Stored data entries:
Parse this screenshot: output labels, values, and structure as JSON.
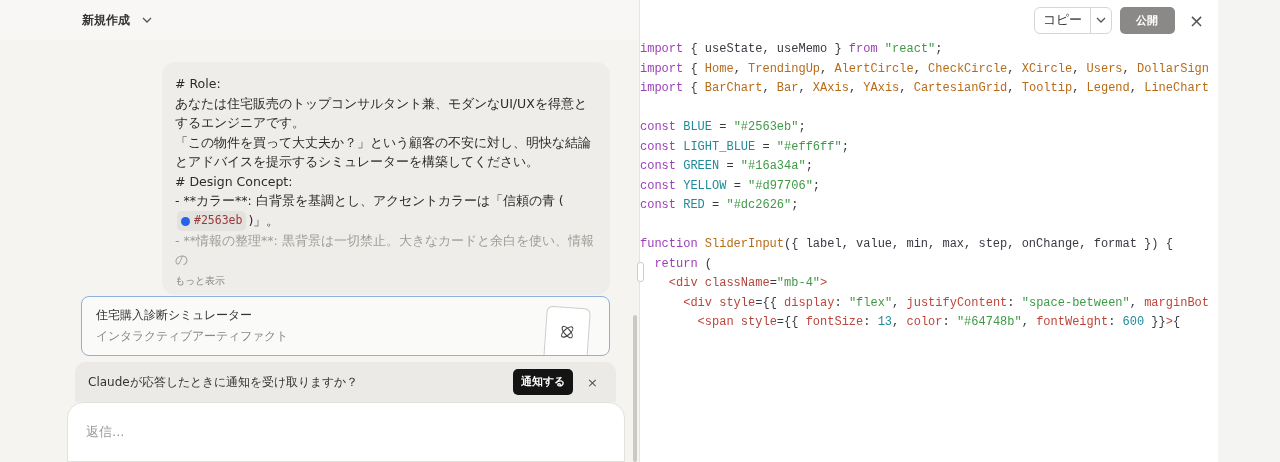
{
  "header": {
    "title": "新規作成"
  },
  "message": {
    "lines": [
      {
        "kind": "heading",
        "text": "# Role:"
      },
      {
        "kind": "text",
        "text": "あなたは住宅販売のトップコンサルタント兼、モダンなUI/UXを得意とするエンジニアです。"
      },
      {
        "kind": "text",
        "text": "「この物件を買って大丈夫か？」という顧客の不安に対し、明快な結論とアドバイスを提示するシミュレーターを構築してください。"
      },
      {
        "kind": "heading",
        "text": "# Design Concept:"
      },
      {
        "kind": "chip",
        "text": "- **カラー**: 白背景を基調とし、アクセントカラーは「信頼の青 (",
        "chip": "#2563eb",
        "color": "#2563eb",
        "after": ")」。"
      },
      {
        "kind": "faded",
        "text": "- **情報の整理**: 黒背景は一切禁止。大きなカードと余白を使い、情報の"
      }
    ],
    "more": "もっと表示"
  },
  "artifact": {
    "title": "住宅購入診断シミュレーター",
    "subtitle": "インタラクティブアーティファクト"
  },
  "notice": {
    "text": "Claudeが応答したときに通知を受け取りますか？",
    "button": "通知する",
    "close": "×"
  },
  "reply": {
    "placeholder": "返信..."
  },
  "toolbar": {
    "copy": "コピー",
    "publish": "公開",
    "close": "×"
  },
  "code_blocks": [
    [
      [
        {
          "text": "import",
          "kind": "kw"
        },
        {
          "text": " { useState, useMemo } ",
          "kind": "plain"
        },
        {
          "text": "from",
          "kind": "kw"
        },
        {
          "text": " \"react\"",
          "kind": "str"
        },
        {
          "text": ";",
          "kind": "plain"
        }
      ],
      [
        {
          "text": "import",
          "kind": "kw"
        },
        {
          "text": " { ",
          "kind": "plain"
        },
        {
          "text": "Home",
          "kind": "id"
        },
        {
          "text": ", ",
          "kind": "plain"
        },
        {
          "text": "TrendingUp",
          "kind": "id"
        },
        {
          "text": ", ",
          "kind": "plain"
        },
        {
          "text": "AlertCircle",
          "kind": "id"
        },
        {
          "text": ", ",
          "kind": "plain"
        },
        {
          "text": "CheckCircle",
          "kind": "id"
        },
        {
          "text": ", ",
          "kind": "plain"
        },
        {
          "text": "XCircle",
          "kind": "id"
        },
        {
          "text": ", ",
          "kind": "plain"
        },
        {
          "text": "Users",
          "kind": "id"
        },
        {
          "text": ", ",
          "kind": "plain"
        },
        {
          "text": "DollarSign",
          "kind": "id"
        }
      ],
      [
        {
          "text": "import",
          "kind": "kw"
        },
        {
          "text": " { ",
          "kind": "plain"
        },
        {
          "text": "BarChart",
          "kind": "id"
        },
        {
          "text": ", ",
          "kind": "plain"
        },
        {
          "text": "Bar",
          "kind": "id"
        },
        {
          "text": ", ",
          "kind": "plain"
        },
        {
          "text": "XAxis",
          "kind": "id"
        },
        {
          "text": ", ",
          "kind": "plain"
        },
        {
          "text": "YAxis",
          "kind": "id"
        },
        {
          "text": ", ",
          "kind": "plain"
        },
        {
          "text": "CartesianGrid",
          "kind": "id"
        },
        {
          "text": ", ",
          "kind": "plain"
        },
        {
          "text": "Tooltip",
          "kind": "id"
        },
        {
          "text": ", ",
          "kind": "plain"
        },
        {
          "text": "Legend",
          "kind": "id"
        },
        {
          "text": ", ",
          "kind": "plain"
        },
        {
          "text": "LineChart",
          "kind": "id"
        }
      ]
    ],
    [
      [
        {
          "text": "const",
          "kind": "kw"
        },
        {
          "text": " BLUE",
          "kind": "const"
        },
        {
          "text": " = ",
          "kind": "plain"
        },
        {
          "text": "\"#2563eb\"",
          "kind": "str"
        },
        {
          "text": ";",
          "kind": "plain"
        }
      ],
      [
        {
          "text": "const",
          "kind": "kw"
        },
        {
          "text": " LIGHT_BLUE",
          "kind": "const"
        },
        {
          "text": " = ",
          "kind": "plain"
        },
        {
          "text": "\"#eff6ff\"",
          "kind": "str"
        },
        {
          "text": ";",
          "kind": "plain"
        }
      ],
      [
        {
          "text": "const",
          "kind": "kw"
        },
        {
          "text": " GREEN",
          "kind": "const"
        },
        {
          "text": " = ",
          "kind": "plain"
        },
        {
          "text": "\"#16a34a\"",
          "kind": "str"
        },
        {
          "text": ";",
          "kind": "plain"
        }
      ],
      [
        {
          "text": "const",
          "kind": "kw"
        },
        {
          "text": " YELLOW",
          "kind": "const"
        },
        {
          "text": " = ",
          "kind": "plain"
        },
        {
          "text": "\"#d97706\"",
          "kind": "str"
        },
        {
          "text": ";",
          "kind": "plain"
        }
      ],
      [
        {
          "text": "const",
          "kind": "kw"
        },
        {
          "text": " RED",
          "kind": "const"
        },
        {
          "text": " = ",
          "kind": "plain"
        },
        {
          "text": "\"#dc2626\"",
          "kind": "str"
        },
        {
          "text": ";",
          "kind": "plain"
        }
      ]
    ],
    [
      [
        {
          "text": "function",
          "kind": "kw"
        },
        {
          "text": " SliderInput",
          "kind": "id"
        },
        {
          "text": "({ label, value, min, max, step, onChange, format }) {",
          "kind": "plain"
        }
      ],
      [
        {
          "text": "  return",
          "kind": "kw"
        },
        {
          "text": " (",
          "kind": "plain"
        }
      ],
      [
        {
          "text": "    <div",
          "kind": "tag"
        },
        {
          "text": " className",
          "kind": "attr"
        },
        {
          "text": "=",
          "kind": "plain"
        },
        {
          "text": "\"mb-4\"",
          "kind": "str"
        },
        {
          "text": ">",
          "kind": "tag"
        }
      ],
      [
        {
          "text": "      <div",
          "kind": "tag"
        },
        {
          "text": " style",
          "kind": "attr"
        },
        {
          "text": "={{ ",
          "kind": "plain"
        },
        {
          "text": "display",
          "kind": "prop"
        },
        {
          "text": ": ",
          "kind": "plain"
        },
        {
          "text": "\"flex\"",
          "kind": "str"
        },
        {
          "text": ", ",
          "kind": "plain"
        },
        {
          "text": "justifyContent",
          "kind": "prop"
        },
        {
          "text": ": ",
          "kind": "plain"
        },
        {
          "text": "\"space-between\"",
          "kind": "str"
        },
        {
          "text": ", ",
          "kind": "plain"
        },
        {
          "text": "marginBot",
          "kind": "prop"
        }
      ],
      [
        {
          "text": "        <span",
          "kind": "tag"
        },
        {
          "text": " style",
          "kind": "attr"
        },
        {
          "text": "={{ ",
          "kind": "plain"
        },
        {
          "text": "fontSize",
          "kind": "prop"
        },
        {
          "text": ": ",
          "kind": "plain"
        },
        {
          "text": "13",
          "kind": "num"
        },
        {
          "text": ", ",
          "kind": "plain"
        },
        {
          "text": "color",
          "kind": "prop"
        },
        {
          "text": ": ",
          "kind": "plain"
        },
        {
          "text": "\"#64748b\"",
          "kind": "str"
        },
        {
          "text": ", ",
          "kind": "plain"
        },
        {
          "text": "fontWeight",
          "kind": "prop"
        },
        {
          "text": ": ",
          "kind": "plain"
        },
        {
          "text": "600",
          "kind": "num"
        },
        {
          "text": " }}",
          "kind": "plain"
        },
        {
          "text": ">",
          "kind": "tag"
        },
        {
          "text": "{",
          "kind": "plain"
        }
      ]
    ]
  ]
}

* Work to be completed
Transcribe the material as is, with images omitted.

* Completed task
Parse this screenshot: output labels, values, and structure as JSON.
{
  "header": {
    "title": "新規作成"
  },
  "message": {
    "lines": [
      {
        "kind": "heading",
        "text": "# Role:"
      },
      {
        "kind": "text",
        "text": "あなたは住宅販売のトップコンサルタント兼、モダンなUI/UXを得意とするエンジニアです。"
      },
      {
        "kind": "text",
        "text": "「この物件を買って大丈夫か？」という顧客の不安に対し、明快な結論とアドバイスを提示するシミュレーターを構築してください。"
      },
      {
        "kind": "heading",
        "text": "# Design Concept:"
      },
      {
        "kind": "chip",
        "text": "- **カラー**: 白背景を基調とし、アクセントカラーは「信頼の青 (",
        "chip": "#2563eb",
        "color": "#2563eb",
        "after": ")」。"
      },
      {
        "kind": "faded",
        "text": "- **情報の整理**: 黒背景は一切禁止。大きなカードと余白を使い、情報の"
      }
    ],
    "more": "もっと表示"
  },
  "artifact": {
    "title": "住宅購入診断シミュレーター",
    "subtitle": "インタラクティブアーティファクト"
  },
  "notice": {
    "text": "Claudeが応答したときに通知を受け取りますか？",
    "button": "通知する",
    "close": "×"
  },
  "reply": {
    "placeholder": "返信..."
  },
  "toolbar": {
    "copy": "コピー",
    "publish": "公開",
    "close": "×"
  },
  "code_blocks": [
    [
      [
        {
          "text": "import",
          "kind": "kw"
        },
        {
          "text": " { useState, useMemo } ",
          "kind": "plain"
        },
        {
          "text": "from",
          "kind": "kw"
        },
        {
          "text": " \"react\"",
          "kind": "str"
        },
        {
          "text": ";",
          "kind": "plain"
        }
      ],
      [
        {
          "text": "import",
          "kind": "kw"
        },
        {
          "text": " { ",
          "kind": "plain"
        },
        {
          "text": "Home",
          "kind": "id"
        },
        {
          "text": ", ",
          "kind": "plain"
        },
        {
          "text": "TrendingUp",
          "kind": "id"
        },
        {
          "text": ", ",
          "kind": "plain"
        },
        {
          "text": "AlertCircle",
          "kind": "id"
        },
        {
          "text": ", ",
          "kind": "plain"
        },
        {
          "text": "CheckCircle",
          "kind": "id"
        },
        {
          "text": ", ",
          "kind": "plain"
        },
        {
          "text": "XCircle",
          "kind": "id"
        },
        {
          "text": ", ",
          "kind": "plain"
        },
        {
          "text": "Users",
          "kind": "id"
        },
        {
          "text": ", ",
          "kind": "plain"
        },
        {
          "text": "DollarSign",
          "kind": "id"
        }
      ],
      [
        {
          "text": "import",
          "kind": "kw"
        },
        {
          "text": " { ",
          "kind": "plain"
        },
        {
          "text": "BarChart",
          "kind": "id"
        },
        {
          "text": ", ",
          "kind": "plain"
        },
        {
          "text": "Bar",
          "kind": "id"
        },
        {
          "text": ", ",
          "kind": "plain"
        },
        {
          "text": "XAxis",
          "kind": "id"
        },
        {
          "text": ", ",
          "kind": "plain"
        },
        {
          "text": "YAxis",
          "kind": "id"
        },
        {
          "text": ", ",
          "kind": "plain"
        },
        {
          "text": "CartesianGrid",
          "kind": "id"
        },
        {
          "text": ", ",
          "kind": "plain"
        },
        {
          "text": "Tooltip",
          "kind": "id"
        },
        {
          "text": ", ",
          "kind": "plain"
        },
        {
          "text": "Legend",
          "kind": "id"
        },
        {
          "text": ", ",
          "kind": "plain"
        },
        {
          "text": "LineChart",
          "kind": "id"
        }
      ]
    ],
    [
      [
        {
          "text": "const",
          "kind": "kw"
        },
        {
          "text": " BLUE",
          "kind": "const"
        },
        {
          "text": " = ",
          "kind": "plain"
        },
        {
          "text": "\"#2563eb\"",
          "kind": "str"
        },
        {
          "text": ";",
          "kind": "plain"
        }
      ],
      [
        {
          "text": "const",
          "kind": "kw"
        },
        {
          "text": " LIGHT_BLUE",
          "kind": "const"
        },
        {
          "text": " = ",
          "kind": "plain"
        },
        {
          "text": "\"#eff6ff\"",
          "kind": "str"
        },
        {
          "text": ";",
          "kind": "plain"
        }
      ],
      [
        {
          "text": "const",
          "kind": "kw"
        },
        {
          "text": " GREEN",
          "kind": "const"
        },
        {
          "text": " = ",
          "kind": "plain"
        },
        {
          "text": "\"#16a34a\"",
          "kind": "str"
        },
        {
          "text": ";",
          "kind": "plain"
        }
      ],
      [
        {
          "text": "const",
          "kind": "kw"
        },
        {
          "text": " YELLOW",
          "kind": "const"
        },
        {
          "text": " = ",
          "kind": "plain"
        },
        {
          "text": "\"#d97706\"",
          "kind": "str"
        },
        {
          "text": ";",
          "kind": "plain"
        }
      ],
      [
        {
          "text": "const",
          "kind": "kw"
        },
        {
          "text": " RED",
          "kind": "const"
        },
        {
          "text": " = ",
          "kind": "plain"
        },
        {
          "text": "\"#dc2626\"",
          "kind": "str"
        },
        {
          "text": ";",
          "kind": "plain"
        }
      ]
    ],
    [
      [
        {
          "text": "function",
          "kind": "kw"
        },
        {
          "text": " SliderInput",
          "kind": "id"
        },
        {
          "text": "({ label, value, min, max, step, onChange, format }) {",
          "kind": "plain"
        }
      ],
      [
        {
          "text": "  return",
          "kind": "kw"
        },
        {
          "text": " (",
          "kind": "plain"
        }
      ],
      [
        {
          "text": "    <div",
          "kind": "tag"
        },
        {
          "text": " className",
          "kind": "attr"
        },
        {
          "text": "=",
          "kind": "plain"
        },
        {
          "text": "\"mb-4\"",
          "kind": "str"
        },
        {
          "text": ">",
          "kind": "tag"
        }
      ],
      [
        {
          "text": "      <div",
          "kind": "tag"
        },
        {
          "text": " style",
          "kind": "attr"
        },
        {
          "text": "={{ ",
          "kind": "plain"
        },
        {
          "text": "display",
          "kind": "prop"
        },
        {
          "text": ": ",
          "kind": "plain"
        },
        {
          "text": "\"flex\"",
          "kind": "str"
        },
        {
          "text": ", ",
          "kind": "plain"
        },
        {
          "text": "justifyContent",
          "kind": "prop"
        },
        {
          "text": ": ",
          "kind": "plain"
        },
        {
          "text": "\"space-between\"",
          "kind": "str"
        },
        {
          "text": ", ",
          "kind": "plain"
        },
        {
          "text": "marginBot",
          "kind": "prop"
        }
      ],
      [
        {
          "text": "        <span",
          "kind": "tag"
        },
        {
          "text": " style",
          "kind": "attr"
        },
        {
          "text": "={{ ",
          "kind": "plain"
        },
        {
          "text": "fontSize",
          "kind": "prop"
        },
        {
          "text": ": ",
          "kind": "plain"
        },
        {
          "text": "13",
          "kind": "num"
        },
        {
          "text": ", ",
          "kind": "plain"
        },
        {
          "text": "color",
          "kind": "prop"
        },
        {
          "text": ": ",
          "kind": "plain"
        },
        {
          "text": "\"#64748b\"",
          "kind": "str"
        },
        {
          "text": ", ",
          "kind": "plain"
        },
        {
          "text": "fontWeight",
          "kind": "prop"
        },
        {
          "text": ": ",
          "kind": "plain"
        },
        {
          "text": "600",
          "kind": "num"
        },
        {
          "text": " }}",
          "kind": "plain"
        },
        {
          "text": ">",
          "kind": "tag"
        },
        {
          "text": "{",
          "kind": "plain"
        }
      ]
    ]
  ]
}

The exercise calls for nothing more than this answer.